▶ _Problems to work on_
1 > Using the Luxembourg Gardens passage, answer each question.
(a) Whom did Marie de Medici marry?
(b) How many elms were planted in her new garden?
(c) What structure in the Gardens hosts regular music performances?
2 > Decide whether each statement agrees with the Luxembourg Gardens passage, and support each yes or no with the deciding words quoted from it.
(a) The Medici Fountain no longer has water flowing from it.
(b) Marie de Medici rebuilt the Palais du Luxembourg in 1612.
(c) The Gardens still contain examples of the French parterre style.

The Luxembourg Gardens, which sits almost a kilometre south the Ile de France, are one of Paris' most popular parks. Students and senators, tourists and locals – all make a bee-line for this green square in the heart of the Latin Quarter, and for good reason. In a city spoilt with formal gardens and parks, this is one that has something for everyone. Tennis courts, puppet shows, pony rides and a boules court are all tucked into its formal quadrangles. It has greenhouses, a restaurant and even its own small art museum – the Musée du Luxembourg. But this most French of open spaces owes its existence to an Italian – Marie de Medici.
She was the eldest daughter of the powerful Medici family who ruled Tuscany in the 16th century. Marie came to Paris after she married King Henri IV. When he died, she pined for the Florentine gardens of her home in the Pitti Palace. So she had an Italian-style garden built in the grounds of the Palais du Luxembourg, which she also rebuilt in 1612. 2,000 elms were planted and an elaborate water feature – the Medici Fountain – made the centrepiece of the new garden. This still gushes with water even now, four centuries later.
The Gardens had a French make-over in the intervening years, and still have examples of the French parterre style – with their clipped hedges and gravel paths tracing out intricate patterns – near the Musée du Luxembourg. But mostly now the Gardens are given over to trees and open lawns, and their less formally arranged forms of relaxing students, office workers and tourists, especially when the sun comes out. If you join them to sit and watch Paris come-and-go, you might also indulge your musical sensibilities. Regular performances of music grace its bandstand.

▶ _Extracted data_
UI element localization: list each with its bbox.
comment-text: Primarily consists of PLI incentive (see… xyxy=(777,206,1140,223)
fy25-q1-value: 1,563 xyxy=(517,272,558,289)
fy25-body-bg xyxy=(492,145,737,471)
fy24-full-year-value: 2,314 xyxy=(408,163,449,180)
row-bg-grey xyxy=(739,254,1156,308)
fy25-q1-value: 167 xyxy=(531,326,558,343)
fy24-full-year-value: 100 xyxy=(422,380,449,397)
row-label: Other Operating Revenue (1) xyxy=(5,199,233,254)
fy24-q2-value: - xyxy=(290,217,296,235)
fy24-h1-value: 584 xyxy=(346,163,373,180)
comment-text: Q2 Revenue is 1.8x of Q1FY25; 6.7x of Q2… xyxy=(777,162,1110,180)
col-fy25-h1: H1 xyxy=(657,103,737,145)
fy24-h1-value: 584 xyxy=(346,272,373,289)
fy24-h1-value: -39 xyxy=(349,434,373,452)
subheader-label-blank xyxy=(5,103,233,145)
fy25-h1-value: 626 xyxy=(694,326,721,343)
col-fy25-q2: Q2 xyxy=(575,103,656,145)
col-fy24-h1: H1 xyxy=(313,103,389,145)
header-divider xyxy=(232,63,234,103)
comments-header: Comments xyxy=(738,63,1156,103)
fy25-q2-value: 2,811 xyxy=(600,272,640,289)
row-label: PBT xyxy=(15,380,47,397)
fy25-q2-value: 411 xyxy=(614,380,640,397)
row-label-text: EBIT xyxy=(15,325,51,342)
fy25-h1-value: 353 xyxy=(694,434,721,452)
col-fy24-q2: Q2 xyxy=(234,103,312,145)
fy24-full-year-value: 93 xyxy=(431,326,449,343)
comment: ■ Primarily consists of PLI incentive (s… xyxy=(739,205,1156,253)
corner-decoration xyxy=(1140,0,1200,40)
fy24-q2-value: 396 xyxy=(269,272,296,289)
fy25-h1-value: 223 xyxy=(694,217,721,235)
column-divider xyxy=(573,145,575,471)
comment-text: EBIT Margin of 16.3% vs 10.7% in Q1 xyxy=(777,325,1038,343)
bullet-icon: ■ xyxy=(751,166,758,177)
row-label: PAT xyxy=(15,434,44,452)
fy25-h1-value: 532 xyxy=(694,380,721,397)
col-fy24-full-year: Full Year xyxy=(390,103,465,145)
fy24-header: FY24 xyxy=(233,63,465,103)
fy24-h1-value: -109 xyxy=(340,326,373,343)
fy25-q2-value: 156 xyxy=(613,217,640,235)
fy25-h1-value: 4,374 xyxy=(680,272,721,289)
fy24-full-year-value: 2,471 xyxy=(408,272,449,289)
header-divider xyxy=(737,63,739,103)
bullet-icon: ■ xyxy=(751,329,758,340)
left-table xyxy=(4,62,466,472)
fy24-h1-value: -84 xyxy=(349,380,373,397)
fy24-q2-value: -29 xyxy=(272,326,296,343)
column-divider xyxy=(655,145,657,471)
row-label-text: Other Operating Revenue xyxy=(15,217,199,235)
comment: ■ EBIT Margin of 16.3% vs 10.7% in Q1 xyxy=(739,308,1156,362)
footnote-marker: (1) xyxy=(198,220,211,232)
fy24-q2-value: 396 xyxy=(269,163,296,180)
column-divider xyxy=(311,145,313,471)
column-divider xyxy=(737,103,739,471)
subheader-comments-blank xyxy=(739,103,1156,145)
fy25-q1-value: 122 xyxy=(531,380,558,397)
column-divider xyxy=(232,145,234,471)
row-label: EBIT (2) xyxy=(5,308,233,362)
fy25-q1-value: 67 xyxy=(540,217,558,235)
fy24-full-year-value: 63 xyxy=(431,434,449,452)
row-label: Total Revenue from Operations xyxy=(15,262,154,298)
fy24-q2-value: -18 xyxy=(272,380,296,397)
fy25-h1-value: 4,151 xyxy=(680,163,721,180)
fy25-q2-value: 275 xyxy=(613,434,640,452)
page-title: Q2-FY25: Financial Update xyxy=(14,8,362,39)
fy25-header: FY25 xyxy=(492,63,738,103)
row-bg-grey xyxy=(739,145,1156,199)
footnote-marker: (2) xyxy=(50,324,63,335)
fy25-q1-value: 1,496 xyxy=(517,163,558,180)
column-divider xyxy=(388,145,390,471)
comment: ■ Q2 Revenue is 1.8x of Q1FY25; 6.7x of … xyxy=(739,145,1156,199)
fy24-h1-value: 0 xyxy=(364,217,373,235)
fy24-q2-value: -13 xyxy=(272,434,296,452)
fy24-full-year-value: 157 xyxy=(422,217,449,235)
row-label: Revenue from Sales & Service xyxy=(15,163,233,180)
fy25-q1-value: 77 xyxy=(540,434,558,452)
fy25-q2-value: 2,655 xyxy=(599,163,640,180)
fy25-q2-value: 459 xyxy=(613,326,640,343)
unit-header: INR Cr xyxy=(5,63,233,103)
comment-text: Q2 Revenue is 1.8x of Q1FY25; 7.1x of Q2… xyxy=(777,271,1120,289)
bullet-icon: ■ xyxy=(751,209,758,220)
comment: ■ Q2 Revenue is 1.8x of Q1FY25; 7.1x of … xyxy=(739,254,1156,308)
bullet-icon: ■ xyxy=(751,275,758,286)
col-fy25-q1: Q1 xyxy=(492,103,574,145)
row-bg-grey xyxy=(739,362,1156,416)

▶ _Responses_
1 >
(a) King Henri IV
(b) 2,000
(c) Its bandstand

2 >
(a) No: "This still gushes with water even now, four centuries later."
(b) Yes: "the Palais du Luxembourg, which she also rebuilt in 1612"
(c) Yes: "still have examples of the French parterre style"